* begin RECORDED DATA *

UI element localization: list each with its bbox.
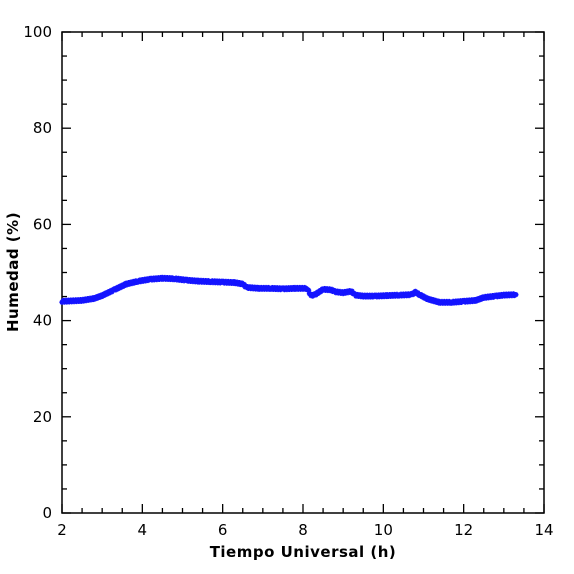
x-tick-label: 2 [57, 521, 67, 539]
y-tick-label: 0 [42, 504, 52, 522]
plot-frame [61, 31, 545, 514]
y-tick-label: 100 [23, 23, 52, 41]
data-point [513, 292, 519, 298]
x-tick-label: 4 [138, 521, 148, 539]
tick-labels: 2 4 6 8 10 12 14 0 20 40 60 80 100 [23, 23, 553, 539]
x-tick-label: 14 [534, 521, 553, 539]
y-tick-label: 60 [33, 215, 52, 233]
axis-ticks [61, 31, 545, 514]
x-tick-label: 6 [218, 521, 228, 539]
y-tick-label: 20 [33, 408, 52, 426]
y-tick-label: 80 [33, 119, 52, 137]
data-points [59, 274, 519, 306]
y-tick-label: 40 [33, 312, 52, 330]
x-tick-label: 12 [454, 521, 473, 539]
x-axis-title: Tiempo Universal (h) [210, 543, 397, 561]
x-tick-label: 10 [374, 521, 393, 539]
y-axis-title: Humedad (%) [4, 212, 22, 332]
x-tick-label: 8 [298, 521, 308, 539]
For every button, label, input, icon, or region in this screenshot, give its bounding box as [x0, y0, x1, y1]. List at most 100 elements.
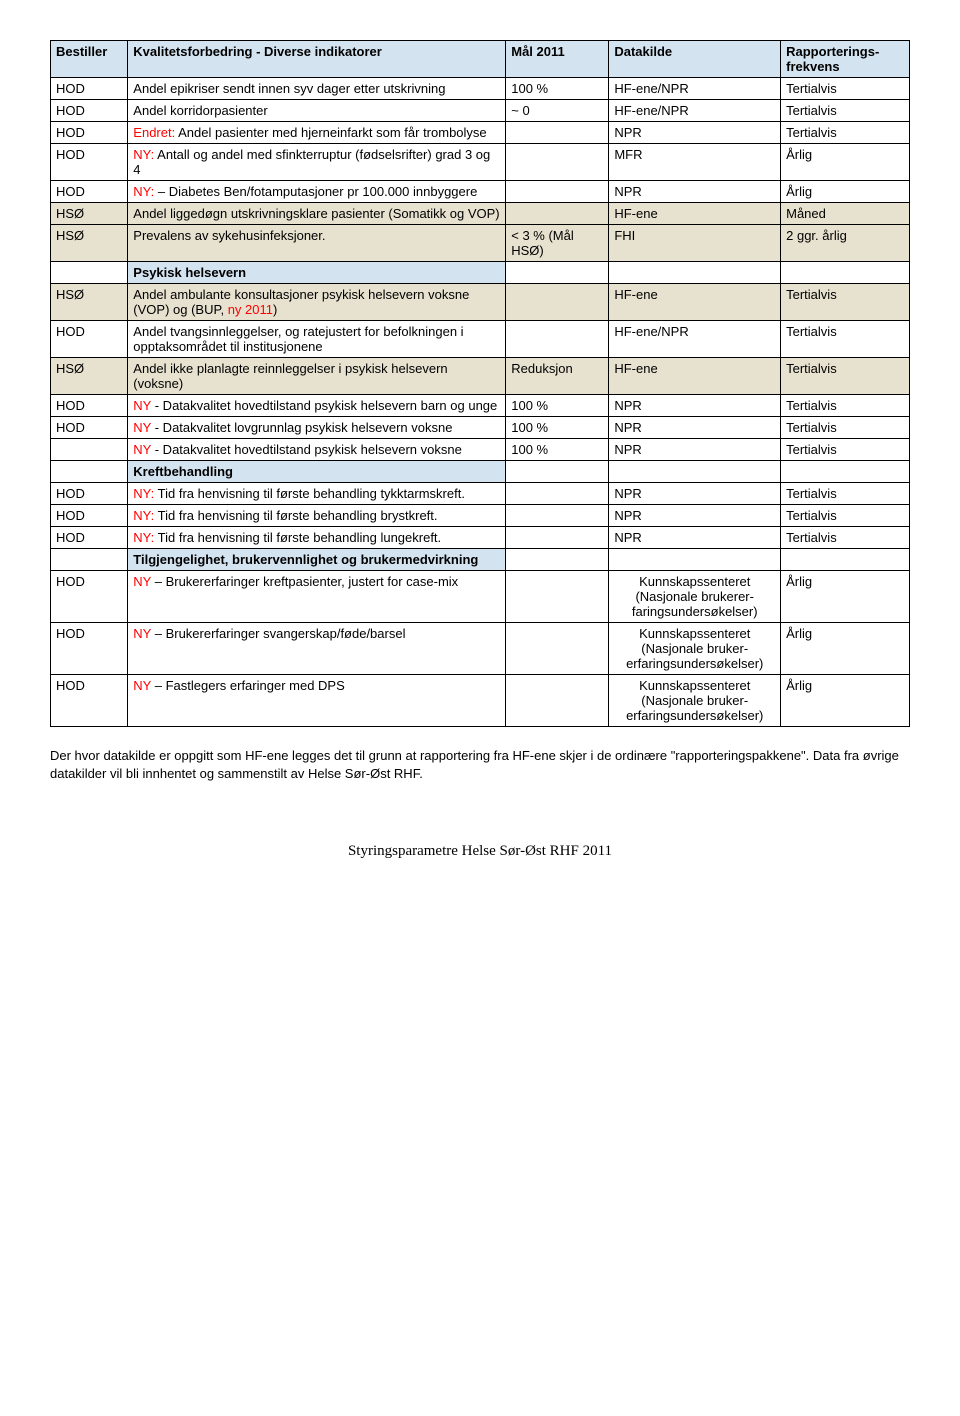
cell-datakilde: NPR	[609, 395, 781, 417]
cell-datakilde: HF-ene/NPR	[609, 100, 781, 122]
cell-mal: Reduksjon	[506, 358, 609, 395]
cell-freq: Årlig	[781, 144, 910, 181]
cell-bestiller: HOD	[51, 122, 128, 144]
cell-indikator: NY - Datakvalitet hovedtilstand psykisk …	[128, 439, 506, 461]
cell-mal: 100 %	[506, 417, 609, 439]
cell-bestiller: HOD	[51, 144, 128, 181]
cell-freq: Tertialvis	[781, 122, 910, 144]
table-row: HODNY: Tid fra henvisning til første beh…	[51, 527, 910, 549]
cell-empty	[506, 262, 609, 284]
cell-mal: 100 %	[506, 78, 609, 100]
cell-freq: Årlig	[781, 623, 910, 675]
cell-freq: Tertialvis	[781, 483, 910, 505]
cell-mal	[506, 122, 609, 144]
cell-mal	[506, 321, 609, 358]
cell-datakilde: NPR	[609, 122, 781, 144]
cell-freq: Tertialvis	[781, 284, 910, 321]
cell-indikator: NY - Datakvalitet hovedtilstand psykisk …	[128, 395, 506, 417]
section-label: Tilgjengelighet, brukervennlighet og bru…	[128, 549, 506, 571]
table-row: HODEndret: Andel pasienter med hjerneinf…	[51, 122, 910, 144]
table-row: HODNY – Fastlegers erfaringer med DPSKun…	[51, 675, 910, 727]
cell-freq: Tertialvis	[781, 417, 910, 439]
cell-bestiller: HOD	[51, 321, 128, 358]
cell-mal: < 3 % (Mål HSØ)	[506, 225, 609, 262]
cell-indikator: NY - Datakvalitet lovgrunnlag psykisk he…	[128, 417, 506, 439]
header-indikator: Kvalitetsforbedring - Diverse indikatore…	[128, 41, 506, 78]
indicators-table: Bestiller Kvalitetsforbedring - Diverse …	[50, 40, 910, 727]
header-freq: Rapporterings-frekvens	[781, 41, 910, 78]
section-label: Kreftbehandling	[128, 461, 506, 483]
table-row: Psykisk helsevern	[51, 262, 910, 284]
table-row: HSØAndel liggedøgn utskrivningsklare pas…	[51, 203, 910, 225]
table-row: HODNY: Tid fra henvisning til første beh…	[51, 483, 910, 505]
cell-mal	[506, 483, 609, 505]
cell-bestiller	[51, 461, 128, 483]
cell-datakilde: NPR	[609, 527, 781, 549]
cell-datakilde: HF-ene	[609, 358, 781, 395]
table-row: HODNY: – Diabetes Ben/fotamputasjoner pr…	[51, 181, 910, 203]
table-row: HODNY – Brukererfaringer kreftpasienter,…	[51, 571, 910, 623]
cell-datakilde: NPR	[609, 417, 781, 439]
cell-indikator: NY: Tid fra henvisning til første behand…	[128, 527, 506, 549]
cell-bestiller: HOD	[51, 483, 128, 505]
header-mal: Mål 2011	[506, 41, 609, 78]
cell-empty	[506, 549, 609, 571]
cell-freq: Tertialvis	[781, 100, 910, 122]
cell-indikator: Andel liggedøgn utskrivningsklare pasien…	[128, 203, 506, 225]
cell-bestiller: HOD	[51, 505, 128, 527]
cell-datakilde: NPR	[609, 181, 781, 203]
cell-freq: Tertialvis	[781, 527, 910, 549]
cell-freq: Tertialvis	[781, 439, 910, 461]
cell-freq: Tertialvis	[781, 321, 910, 358]
cell-bestiller: HOD	[51, 623, 128, 675]
table-row: HODAndel epikriser sendt innen syv dager…	[51, 78, 910, 100]
cell-indikator: NY: Tid fra henvisning til første behand…	[128, 505, 506, 527]
cell-bestiller: HOD	[51, 78, 128, 100]
cell-mal	[506, 284, 609, 321]
cell-empty	[506, 461, 609, 483]
table-header-row: Bestiller Kvalitetsforbedring - Diverse …	[51, 41, 910, 78]
table-row: HSØAndel ambulante konsultasjoner psykis…	[51, 284, 910, 321]
cell-indikator: NY: Antall og andel med sfinkterruptur (…	[128, 144, 506, 181]
cell-mal: 100 %	[506, 439, 609, 461]
cell-mal: 100 %	[506, 395, 609, 417]
cell-mal	[506, 505, 609, 527]
cell-datakilde: HF-ene/NPR	[609, 321, 781, 358]
cell-indikator: Andel tvangsinnleggelser, og ratejustert…	[128, 321, 506, 358]
cell-empty	[609, 461, 781, 483]
cell-freq: Tertialvis	[781, 358, 910, 395]
cell-empty	[781, 549, 910, 571]
cell-bestiller: HOD	[51, 675, 128, 727]
cell-bestiller: HSØ	[51, 225, 128, 262]
table-row: HODNY – Brukererfaringer svangerskap/fød…	[51, 623, 910, 675]
cell-datakilde: HF-ene/NPR	[609, 78, 781, 100]
cell-bestiller: HSØ	[51, 358, 128, 395]
cell-freq: Tertialvis	[781, 78, 910, 100]
cell-empty	[781, 262, 910, 284]
cell-indikator: Endret: Andel pasienter med hjerneinfark…	[128, 122, 506, 144]
cell-mal	[506, 203, 609, 225]
cell-indikator: NY – Brukererfaringer svangerskap/føde/b…	[128, 623, 506, 675]
cell-bestiller	[51, 549, 128, 571]
cell-datakilde: FHI	[609, 225, 781, 262]
cell-bestiller: HSØ	[51, 284, 128, 321]
cell-bestiller: HOD	[51, 527, 128, 549]
header-bestiller: Bestiller	[51, 41, 128, 78]
cell-mal: ~ 0	[506, 100, 609, 122]
cell-empty	[609, 549, 781, 571]
cell-bestiller: HOD	[51, 395, 128, 417]
cell-empty	[781, 461, 910, 483]
table-row: HODNY: Antall og andel med sfinkterruptu…	[51, 144, 910, 181]
cell-indikator: NY: – Diabetes Ben/fotamputasjoner pr 10…	[128, 181, 506, 203]
cell-freq: Årlig	[781, 571, 910, 623]
cell-bestiller: HOD	[51, 181, 128, 203]
cell-indikator: NY – Fastlegers erfaringer med DPS	[128, 675, 506, 727]
cell-bestiller	[51, 262, 128, 284]
cell-bestiller	[51, 439, 128, 461]
table-row: Tilgjengelighet, brukervennlighet og bru…	[51, 549, 910, 571]
cell-bestiller: HOD	[51, 571, 128, 623]
cell-datakilde: MFR	[609, 144, 781, 181]
cell-datakilde: Kunnskapssenteret (Nasjonale brukerer-fa…	[609, 571, 781, 623]
cell-indikator: Andel epikriser sendt innen syv dager et…	[128, 78, 506, 100]
cell-indikator: NY: Tid fra henvisning til første behand…	[128, 483, 506, 505]
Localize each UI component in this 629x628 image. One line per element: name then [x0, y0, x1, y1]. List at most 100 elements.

* end RECORDED DATA *

Pick out every line in the rows above that contains the string "hovedtilstand", and copy each one.

WRITTEN REPLY.
cell-indikator: NY - Datakvalitet hovedtilstand psykisk …	[128, 439, 506, 461]
cell-indikator: NY - Datakvalitet hovedtilstand psykisk …	[128, 395, 506, 417]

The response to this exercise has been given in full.